> **What needs to be done**: Within the listing below, locate all lines containing the word "Number". Copy each one.

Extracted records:
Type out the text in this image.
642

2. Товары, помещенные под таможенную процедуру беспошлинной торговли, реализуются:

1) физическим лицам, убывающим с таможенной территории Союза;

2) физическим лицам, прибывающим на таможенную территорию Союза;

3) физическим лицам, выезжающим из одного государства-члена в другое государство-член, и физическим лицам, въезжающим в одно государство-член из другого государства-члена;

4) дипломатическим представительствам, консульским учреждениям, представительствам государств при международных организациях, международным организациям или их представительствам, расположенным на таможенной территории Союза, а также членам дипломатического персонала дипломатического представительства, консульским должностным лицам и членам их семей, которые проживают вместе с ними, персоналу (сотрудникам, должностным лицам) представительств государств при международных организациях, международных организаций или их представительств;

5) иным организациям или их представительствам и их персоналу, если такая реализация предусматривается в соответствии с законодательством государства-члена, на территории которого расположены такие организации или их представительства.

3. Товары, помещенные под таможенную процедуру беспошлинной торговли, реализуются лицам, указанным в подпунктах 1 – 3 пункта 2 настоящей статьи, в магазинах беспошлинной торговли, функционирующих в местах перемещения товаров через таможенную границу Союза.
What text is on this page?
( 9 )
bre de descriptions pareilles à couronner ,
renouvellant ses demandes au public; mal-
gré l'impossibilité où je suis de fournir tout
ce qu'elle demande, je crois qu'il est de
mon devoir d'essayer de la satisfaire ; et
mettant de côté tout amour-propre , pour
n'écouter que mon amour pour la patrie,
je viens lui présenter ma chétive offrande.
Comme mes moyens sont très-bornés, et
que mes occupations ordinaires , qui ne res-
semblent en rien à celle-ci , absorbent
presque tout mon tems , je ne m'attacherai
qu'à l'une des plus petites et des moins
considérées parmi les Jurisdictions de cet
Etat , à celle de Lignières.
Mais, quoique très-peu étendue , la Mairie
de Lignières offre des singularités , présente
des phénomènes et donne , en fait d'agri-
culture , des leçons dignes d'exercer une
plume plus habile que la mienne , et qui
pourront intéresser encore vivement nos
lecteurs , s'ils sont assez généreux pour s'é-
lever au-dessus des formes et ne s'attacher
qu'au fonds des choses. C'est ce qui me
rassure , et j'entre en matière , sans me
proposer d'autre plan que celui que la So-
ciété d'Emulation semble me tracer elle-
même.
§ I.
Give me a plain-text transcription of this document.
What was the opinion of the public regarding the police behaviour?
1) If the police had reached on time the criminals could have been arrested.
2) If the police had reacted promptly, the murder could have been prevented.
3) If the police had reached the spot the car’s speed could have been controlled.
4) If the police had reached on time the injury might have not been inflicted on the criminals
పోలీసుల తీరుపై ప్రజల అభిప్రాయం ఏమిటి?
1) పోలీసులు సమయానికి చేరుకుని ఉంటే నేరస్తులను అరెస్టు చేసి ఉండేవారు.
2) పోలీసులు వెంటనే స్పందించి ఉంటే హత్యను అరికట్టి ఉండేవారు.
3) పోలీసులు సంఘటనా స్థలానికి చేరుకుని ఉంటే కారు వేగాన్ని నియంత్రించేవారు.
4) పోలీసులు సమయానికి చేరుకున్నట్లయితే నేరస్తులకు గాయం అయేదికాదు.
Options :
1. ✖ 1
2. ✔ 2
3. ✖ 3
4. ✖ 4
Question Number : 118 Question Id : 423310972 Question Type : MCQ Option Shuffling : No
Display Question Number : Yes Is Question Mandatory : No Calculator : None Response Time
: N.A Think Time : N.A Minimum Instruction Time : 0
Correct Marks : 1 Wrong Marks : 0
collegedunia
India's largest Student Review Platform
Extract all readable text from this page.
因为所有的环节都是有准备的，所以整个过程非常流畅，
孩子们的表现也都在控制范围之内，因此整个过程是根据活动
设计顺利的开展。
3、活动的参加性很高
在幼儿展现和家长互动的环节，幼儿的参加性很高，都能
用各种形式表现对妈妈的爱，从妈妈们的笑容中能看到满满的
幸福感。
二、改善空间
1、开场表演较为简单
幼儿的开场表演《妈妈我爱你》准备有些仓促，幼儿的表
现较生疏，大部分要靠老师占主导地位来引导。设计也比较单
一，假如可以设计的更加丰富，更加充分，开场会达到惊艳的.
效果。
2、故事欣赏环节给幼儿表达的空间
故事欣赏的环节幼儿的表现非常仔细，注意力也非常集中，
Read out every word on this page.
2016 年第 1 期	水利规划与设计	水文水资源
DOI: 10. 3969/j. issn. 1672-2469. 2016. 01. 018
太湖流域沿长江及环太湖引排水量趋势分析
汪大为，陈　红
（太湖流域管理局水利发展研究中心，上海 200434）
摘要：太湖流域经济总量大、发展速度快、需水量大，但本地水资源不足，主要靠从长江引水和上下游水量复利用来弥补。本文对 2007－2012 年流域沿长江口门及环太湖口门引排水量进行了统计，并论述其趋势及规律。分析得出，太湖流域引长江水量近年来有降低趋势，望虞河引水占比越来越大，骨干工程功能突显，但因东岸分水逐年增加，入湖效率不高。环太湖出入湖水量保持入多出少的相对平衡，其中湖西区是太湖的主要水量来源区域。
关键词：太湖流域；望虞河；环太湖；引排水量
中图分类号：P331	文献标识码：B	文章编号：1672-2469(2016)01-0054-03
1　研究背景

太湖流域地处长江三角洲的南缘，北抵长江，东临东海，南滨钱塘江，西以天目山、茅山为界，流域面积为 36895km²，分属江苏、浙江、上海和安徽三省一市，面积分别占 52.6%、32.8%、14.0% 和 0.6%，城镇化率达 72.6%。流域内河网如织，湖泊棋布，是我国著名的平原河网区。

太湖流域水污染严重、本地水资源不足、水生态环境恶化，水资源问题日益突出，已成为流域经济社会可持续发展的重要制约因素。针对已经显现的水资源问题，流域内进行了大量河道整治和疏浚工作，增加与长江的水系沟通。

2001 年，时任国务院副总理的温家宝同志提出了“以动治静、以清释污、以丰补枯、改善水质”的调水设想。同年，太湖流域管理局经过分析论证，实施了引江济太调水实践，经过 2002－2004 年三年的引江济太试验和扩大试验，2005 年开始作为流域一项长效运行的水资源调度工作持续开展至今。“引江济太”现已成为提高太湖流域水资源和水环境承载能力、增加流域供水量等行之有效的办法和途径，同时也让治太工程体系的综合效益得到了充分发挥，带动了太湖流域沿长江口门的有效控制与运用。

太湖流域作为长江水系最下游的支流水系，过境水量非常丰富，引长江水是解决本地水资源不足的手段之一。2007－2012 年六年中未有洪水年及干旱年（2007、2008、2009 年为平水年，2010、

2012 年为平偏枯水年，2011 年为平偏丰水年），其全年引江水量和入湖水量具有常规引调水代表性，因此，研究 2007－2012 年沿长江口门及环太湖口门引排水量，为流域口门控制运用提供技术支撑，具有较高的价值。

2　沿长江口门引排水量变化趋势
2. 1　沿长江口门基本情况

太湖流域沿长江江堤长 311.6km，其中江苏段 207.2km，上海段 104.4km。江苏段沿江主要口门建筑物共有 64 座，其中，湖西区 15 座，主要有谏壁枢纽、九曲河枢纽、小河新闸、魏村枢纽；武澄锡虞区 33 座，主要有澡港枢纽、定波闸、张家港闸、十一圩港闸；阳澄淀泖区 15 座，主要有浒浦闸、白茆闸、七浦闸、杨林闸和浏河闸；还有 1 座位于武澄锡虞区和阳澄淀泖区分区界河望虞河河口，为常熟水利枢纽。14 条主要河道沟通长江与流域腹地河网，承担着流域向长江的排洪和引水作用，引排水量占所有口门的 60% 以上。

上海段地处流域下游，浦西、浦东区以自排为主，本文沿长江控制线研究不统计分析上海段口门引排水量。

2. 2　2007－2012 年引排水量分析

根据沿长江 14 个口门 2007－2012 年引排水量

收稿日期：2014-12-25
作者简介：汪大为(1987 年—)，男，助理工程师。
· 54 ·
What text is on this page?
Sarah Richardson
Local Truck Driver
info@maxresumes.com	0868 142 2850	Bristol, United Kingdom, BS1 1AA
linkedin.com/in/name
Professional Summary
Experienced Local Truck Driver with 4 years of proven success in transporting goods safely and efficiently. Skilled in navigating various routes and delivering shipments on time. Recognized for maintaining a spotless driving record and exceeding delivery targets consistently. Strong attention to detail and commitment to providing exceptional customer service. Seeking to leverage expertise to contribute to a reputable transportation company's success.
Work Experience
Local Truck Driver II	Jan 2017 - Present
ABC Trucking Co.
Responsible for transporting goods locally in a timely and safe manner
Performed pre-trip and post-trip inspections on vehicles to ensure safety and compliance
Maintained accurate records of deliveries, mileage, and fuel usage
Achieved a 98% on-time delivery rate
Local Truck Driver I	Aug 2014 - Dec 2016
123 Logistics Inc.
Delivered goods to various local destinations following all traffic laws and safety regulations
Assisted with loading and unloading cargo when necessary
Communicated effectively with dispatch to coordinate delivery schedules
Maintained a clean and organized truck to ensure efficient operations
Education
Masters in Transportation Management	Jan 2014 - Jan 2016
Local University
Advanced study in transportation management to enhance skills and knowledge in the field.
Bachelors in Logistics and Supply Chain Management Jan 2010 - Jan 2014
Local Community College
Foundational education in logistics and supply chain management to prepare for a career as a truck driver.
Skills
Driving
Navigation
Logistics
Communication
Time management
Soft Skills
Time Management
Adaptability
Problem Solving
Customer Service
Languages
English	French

> **Written solution**:
Question Number : 118 Question Id : 423310972 Question Type : MCQ Option Shuffling : No
Display Question Number : Yes Is Question Mandatory : No Calculator : None Response Time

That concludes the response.